STATED TASK: Can you edit the listing below so that every "Patent image size" becomes "Figure dimensions", with nothing else changed?

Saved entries
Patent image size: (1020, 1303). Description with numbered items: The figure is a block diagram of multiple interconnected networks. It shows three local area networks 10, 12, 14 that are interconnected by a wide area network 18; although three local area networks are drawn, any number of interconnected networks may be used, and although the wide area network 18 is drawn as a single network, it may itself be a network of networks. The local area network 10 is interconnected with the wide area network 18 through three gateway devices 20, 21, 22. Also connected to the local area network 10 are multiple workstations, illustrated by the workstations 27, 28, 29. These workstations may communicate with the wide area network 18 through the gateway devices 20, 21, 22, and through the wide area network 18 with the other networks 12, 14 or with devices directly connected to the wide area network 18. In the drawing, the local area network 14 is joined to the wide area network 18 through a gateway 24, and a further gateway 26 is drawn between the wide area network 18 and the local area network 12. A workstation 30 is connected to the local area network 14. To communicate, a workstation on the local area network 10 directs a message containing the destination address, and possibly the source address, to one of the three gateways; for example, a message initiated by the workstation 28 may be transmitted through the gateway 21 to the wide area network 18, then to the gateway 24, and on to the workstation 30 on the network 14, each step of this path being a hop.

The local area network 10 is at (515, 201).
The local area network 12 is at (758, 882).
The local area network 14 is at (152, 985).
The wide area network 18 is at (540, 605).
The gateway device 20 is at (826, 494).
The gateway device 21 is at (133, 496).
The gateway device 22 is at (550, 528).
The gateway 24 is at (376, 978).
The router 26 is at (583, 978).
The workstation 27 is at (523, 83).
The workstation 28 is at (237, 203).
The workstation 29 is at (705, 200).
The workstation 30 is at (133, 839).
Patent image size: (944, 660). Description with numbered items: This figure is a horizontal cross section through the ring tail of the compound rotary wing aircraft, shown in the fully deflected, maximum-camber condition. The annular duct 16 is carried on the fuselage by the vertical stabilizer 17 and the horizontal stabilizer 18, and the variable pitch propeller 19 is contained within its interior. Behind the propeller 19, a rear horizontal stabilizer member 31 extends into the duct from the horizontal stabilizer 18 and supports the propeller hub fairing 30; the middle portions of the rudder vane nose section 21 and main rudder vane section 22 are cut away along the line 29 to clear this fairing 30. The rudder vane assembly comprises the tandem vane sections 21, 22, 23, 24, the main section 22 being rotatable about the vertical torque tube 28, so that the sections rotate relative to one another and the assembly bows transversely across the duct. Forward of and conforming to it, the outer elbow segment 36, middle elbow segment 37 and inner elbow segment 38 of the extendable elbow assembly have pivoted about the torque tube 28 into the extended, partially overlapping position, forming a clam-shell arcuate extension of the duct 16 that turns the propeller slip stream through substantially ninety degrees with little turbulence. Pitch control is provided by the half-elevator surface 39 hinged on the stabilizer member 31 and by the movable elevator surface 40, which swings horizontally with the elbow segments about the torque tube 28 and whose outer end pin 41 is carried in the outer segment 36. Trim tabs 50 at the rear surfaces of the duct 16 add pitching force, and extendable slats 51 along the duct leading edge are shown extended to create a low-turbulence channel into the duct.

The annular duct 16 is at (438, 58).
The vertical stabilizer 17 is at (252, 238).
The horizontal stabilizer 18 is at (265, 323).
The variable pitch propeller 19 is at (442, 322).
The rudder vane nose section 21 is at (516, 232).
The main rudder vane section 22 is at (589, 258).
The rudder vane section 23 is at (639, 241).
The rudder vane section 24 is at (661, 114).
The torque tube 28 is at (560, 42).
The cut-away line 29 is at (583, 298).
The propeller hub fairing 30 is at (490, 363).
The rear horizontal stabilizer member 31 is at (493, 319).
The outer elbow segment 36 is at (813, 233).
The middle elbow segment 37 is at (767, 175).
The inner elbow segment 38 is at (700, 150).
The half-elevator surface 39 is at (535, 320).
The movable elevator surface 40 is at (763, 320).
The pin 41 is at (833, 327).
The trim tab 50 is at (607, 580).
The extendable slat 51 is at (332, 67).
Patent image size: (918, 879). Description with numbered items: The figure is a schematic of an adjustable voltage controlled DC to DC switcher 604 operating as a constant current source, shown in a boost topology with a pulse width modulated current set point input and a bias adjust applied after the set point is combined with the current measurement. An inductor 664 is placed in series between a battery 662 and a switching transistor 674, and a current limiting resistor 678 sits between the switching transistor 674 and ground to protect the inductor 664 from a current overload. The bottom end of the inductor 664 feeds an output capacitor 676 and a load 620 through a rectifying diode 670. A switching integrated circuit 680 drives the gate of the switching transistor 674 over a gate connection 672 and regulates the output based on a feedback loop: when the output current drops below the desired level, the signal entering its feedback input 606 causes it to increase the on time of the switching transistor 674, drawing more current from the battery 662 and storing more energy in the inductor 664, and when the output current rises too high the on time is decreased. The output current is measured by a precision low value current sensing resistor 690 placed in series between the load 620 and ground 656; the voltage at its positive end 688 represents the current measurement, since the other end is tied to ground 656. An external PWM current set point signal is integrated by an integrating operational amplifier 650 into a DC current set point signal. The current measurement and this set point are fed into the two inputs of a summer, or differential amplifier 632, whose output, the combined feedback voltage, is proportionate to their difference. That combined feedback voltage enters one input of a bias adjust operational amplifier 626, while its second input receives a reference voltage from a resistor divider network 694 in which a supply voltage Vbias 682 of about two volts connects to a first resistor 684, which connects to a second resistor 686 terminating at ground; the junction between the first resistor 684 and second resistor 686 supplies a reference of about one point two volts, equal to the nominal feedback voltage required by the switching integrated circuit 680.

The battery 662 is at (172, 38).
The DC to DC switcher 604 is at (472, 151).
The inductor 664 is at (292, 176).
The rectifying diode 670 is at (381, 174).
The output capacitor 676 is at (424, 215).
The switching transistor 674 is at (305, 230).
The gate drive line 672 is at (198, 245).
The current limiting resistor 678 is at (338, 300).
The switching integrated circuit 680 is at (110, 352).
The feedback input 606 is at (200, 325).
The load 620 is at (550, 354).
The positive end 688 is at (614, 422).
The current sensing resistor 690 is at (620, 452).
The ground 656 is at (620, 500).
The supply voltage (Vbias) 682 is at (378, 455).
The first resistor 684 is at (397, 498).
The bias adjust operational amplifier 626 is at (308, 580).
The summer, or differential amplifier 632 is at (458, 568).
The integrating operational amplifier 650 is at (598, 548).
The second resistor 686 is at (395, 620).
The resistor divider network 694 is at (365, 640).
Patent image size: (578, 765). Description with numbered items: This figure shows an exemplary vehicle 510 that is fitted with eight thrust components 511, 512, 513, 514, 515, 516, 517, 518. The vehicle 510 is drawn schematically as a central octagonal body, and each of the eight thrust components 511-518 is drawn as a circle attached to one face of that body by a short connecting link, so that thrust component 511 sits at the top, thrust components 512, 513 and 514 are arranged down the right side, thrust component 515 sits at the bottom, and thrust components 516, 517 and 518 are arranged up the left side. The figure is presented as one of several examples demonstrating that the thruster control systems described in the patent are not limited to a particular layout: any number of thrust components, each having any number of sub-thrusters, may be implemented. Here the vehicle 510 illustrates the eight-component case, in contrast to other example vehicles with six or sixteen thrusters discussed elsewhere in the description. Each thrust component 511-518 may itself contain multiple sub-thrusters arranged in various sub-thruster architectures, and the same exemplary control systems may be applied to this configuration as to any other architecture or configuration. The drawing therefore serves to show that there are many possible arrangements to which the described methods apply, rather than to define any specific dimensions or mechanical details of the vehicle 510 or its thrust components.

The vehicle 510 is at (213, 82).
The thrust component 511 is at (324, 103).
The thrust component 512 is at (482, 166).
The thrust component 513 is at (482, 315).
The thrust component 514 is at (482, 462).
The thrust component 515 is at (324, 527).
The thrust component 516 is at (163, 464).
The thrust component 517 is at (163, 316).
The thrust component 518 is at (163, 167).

REPLY TO THE TASK:
Figure dimensions: (1020, 1303). Description with numbered items: The figure is a block diagram of multiple interconnected networks. It shows three local area networks 10, 12, 14 that are interconnected by a wide area network 18; although three local area networks are drawn, any number of interconnected networks may be used, and although the wide area network 18 is drawn as a single network, it may itself be a network of networks. The local area network 10 is interconnected with the wide area network 18 through three gateway devices 20, 21, 22. Also connected to the local area network 10 are multiple workstations, illustrated by the workstations 27, 28, 29. These workstations may communicate with the wide area network 18 through the gateway devices 20, 21, 22, and through the wide area network 18 with the other networks 12, 14 or with devices directly connected to the wide area network 18. In the drawing, the local area network 14 is joined to the wide area network 18 through a gateway 24, and a further gateway 26 is drawn between the wide area network 18 and the local area network 12. A workstation 30 is connected to the local area network 14. To communicate, a workstation on the local area network 10 directs a message containing the destination address, and possibly the source address, to one of the three gateways; for example, a message initiated by the workstation 28 may be transmitted through the gateway 21 to the wide area network 18, then to the gateway 24, and on to the workstation 30 on the network 14, each step of this path being a hop.

The local area network 10 is at (515, 201).
The local area network 12 is at (758, 882).
The local area network 14 is at (152, 985).
The wide area network 18 is at (540, 605).
The gateway device 20 is at (826, 494).
The gateway device 21 is at (133, 496).
The gateway device 22 is at (550, 528).
The gateway 24 is at (376, 978).
The router 26 is at (583, 978).
The workstation 27 is at (523, 83).
The workstation 28 is at (237, 203).
The workstation 29 is at (705, 200).
The workstation 30 is at (133, 839).
Figure dimensions: (944, 660). Description with numbered items: This figure is a horizontal cross section through the ring tail of the compound rotary wing aircraft, shown in the fully deflected, maximum-camber condition. The annular duct 16 is carried on the fuselage by the vertical stabilizer 17 and the horizontal stabilizer 18, and the variable pitch propeller 19 is contained within its interior. Behind the propeller 19, a rear horizontal stabilizer member 31 extends into the duct from the horizontal stabilizer 18 and supports the propeller hub fairing 30; the middle portions of the rudder vane nose section 21 and main rudder vane section 22 are cut away along the line 29 to clear this fairing 30. The rudder vane assembly comprises the tandem vane sections 21, 22, 23, 24, the main section 22 being rotatable about the vertical torque tube 28, so that the sections rotate relative to one another and the assembly bows transversely across the duct. Forward of and conforming to it, the outer elbow segment 36, middle elbow segment 37 and inner elbow segment 38 of the extendable elbow assembly have pivoted about the torque tube 28 into the extended, partially overlapping position, forming a clam-shell arcuate extension of the duct 16 that turns the propeller slip stream through substantially ninety degrees with little turbulence. Pitch control is provided by the half-elevator surface 39 hinged on the stabilizer member 31 and by the movable elevator surface 40, which swings horizontally with the elbow segments about the torque tube 28 and whose outer end pin 41 is carried in the outer segment 36. Trim tabs 50 at the rear surfaces of the duct 16 add pitching force, and extendable slats 51 along the duct leading edge are shown extended to create a low-turbulence channel into the duct.

The annular duct 16 is at (438, 58).
The vertical stabilizer 17 is at (252, 238).
The horizontal stabilizer 18 is at (265, 323).
The variable pitch propeller 19 is at (442, 322).
The rudder vane nose section 21 is at (516, 232).
The main rudder vane section 22 is at (589, 258).
The rudder vane section 23 is at (639, 241).
The rudder vane section 24 is at (661, 114).
The torque tube 28 is at (560, 42).
The cut-away line 29 is at (583, 298).
The propeller hub fairing 30 is at (490, 363).
The rear horizontal stabilizer member 31 is at (493, 319).
The outer elbow segment 36 is at (813, 233).
The middle elbow segment 37 is at (767, 175).
The inner elbow segment 38 is at (700, 150).
The half-elevator surface 39 is at (535, 320).
The movable elevator surface 40 is at (763, 320).
The pin 41 is at (833, 327).
The trim tab 50 is at (607, 580).
The extendable slat 51 is at (332, 67).
Figure dimensions: (918, 879). Description with numbered items: The figure is a schematic of an adjustable voltage controlled DC to DC switcher 604 operating as a constant current source, shown in a boost topology with a pulse width modulated current set point input and a bias adjust applied after the set point is combined with the current measurement. An inductor 664 is placed in series between a battery 662 and a switching transistor 674, and a current limiting resistor 678 sits between the switching transistor 674 and ground to protect the inductor 664 from a current overload. The bottom end of the inductor 664 feeds an output capacitor 676 and a load 620 through a rectifying diode 670. A switching integrated circuit 680 drives the gate of the switching transistor 674 over a gate connection 672 and regulates the output based on a feedback loop: when the output current drops below the desired level, the signal entering its feedback input 606 causes it to increase the on time of the switching transistor 674, drawing more current from the battery 662 and storing more energy in the inductor 664, and when the output current rises too high the on time is decreased. The output current is measured by a precision low value current sensing resistor 690 placed in series between the load 620 and ground 656; the voltage at its positive end 688 represents the current measurement, since the other end is tied to ground 656. An external PWM current set point signal is integrated by an integrating operational amplifier 650 into a DC current set point signal. The current measurement and this set point are fed into the two inputs of a summer, or differential amplifier 632, whose output, the combined feedback voltage, is proportionate to their difference. That combined feedback voltage enters one input of a bias adjust operational amplifier 626, while its second input receives a reference voltage from a resistor divider network 694 in which a supply voltage Vbias 682 of about two volts connects to a first resistor 684, which connects to a second resistor 686 terminating at ground; the junction between the first resistor 684 and second resistor 686 supplies a reference of about one point two volts, equal to the nominal feedback voltage required by the switching integrated circuit 680.

The battery 662 is at (172, 38).
The DC to DC switcher 604 is at (472, 151).
The inductor 664 is at (292, 176).
The rectifying diode 670 is at (381, 174).
The output capacitor 676 is at (424, 215).
The switching transistor 674 is at (305, 230).
The gate drive line 672 is at (198, 245).
The current limiting resistor 678 is at (338, 300).
The switching integrated circuit 680 is at (110, 352).
The feedback input 606 is at (200, 325).
The load 620 is at (550, 354).
The positive end 688 is at (614, 422).
The current sensing resistor 690 is at (620, 452).
The ground 656 is at (620, 500).
The supply voltage (Vbias) 682 is at (378, 455).
The first resistor 684 is at (397, 498).
The bias adjust operational amplifier 626 is at (308, 580).
The summer, or differential amplifier 632 is at (458, 568).
The integrating operational amplifier 650 is at (598, 548).
The second resistor 686 is at (395, 620).
The resistor divider network 694 is at (365, 640).
Figure dimensions: (578, 765). Description with numbered items: This figure shows an exemplary vehicle 510 that is fitted with eight thrust components 511, 512, 513, 514, 515, 516, 517, 518. The vehicle 510 is drawn schematically as a central octagonal body, and each of the eight thrust components 511-518 is drawn as a circle attached to one face of that body by a short connecting link, so that thrust component 511 sits at the top, thrust components 512, 513 and 514 are arranged down the right side, thrust component 515 sits at the bottom, and thrust components 516, 517 and 518 are arranged up the left side. The figure is presented as one of several examples demonstrating that the thruster control systems described in the patent are not limited to a particular layout: any number of thrust components, each having any number of sub-thrusters, may be implemented. Here the vehicle 510 illustrates the eight-component case, in contrast to other example vehicles with six or sixteen thrusters discussed elsewhere in the description. Each thrust component 511-518 may itself contain multiple sub-thrusters arranged in various sub-thruster architectures, and the same exemplary control systems may be applied to this configuration as to any other architecture or configuration. The drawing therefore serves to show that there are many possible arrangements to which the described methods apply, rather than to define any specific dimensions or mechanical details of the vehicle 510 or its thrust components.

The vehicle 510 is at (213, 82).
The thrust component 511 is at (324, 103).
The thrust component 512 is at (482, 166).
The thrust component 513 is at (482, 315).
The thrust component 514 is at (482, 462).
The thrust component 515 is at (324, 527).
The thrust component 516 is at (163, 464).
The thrust component 517 is at (163, 316).
The thrust component 518 is at (163, 167).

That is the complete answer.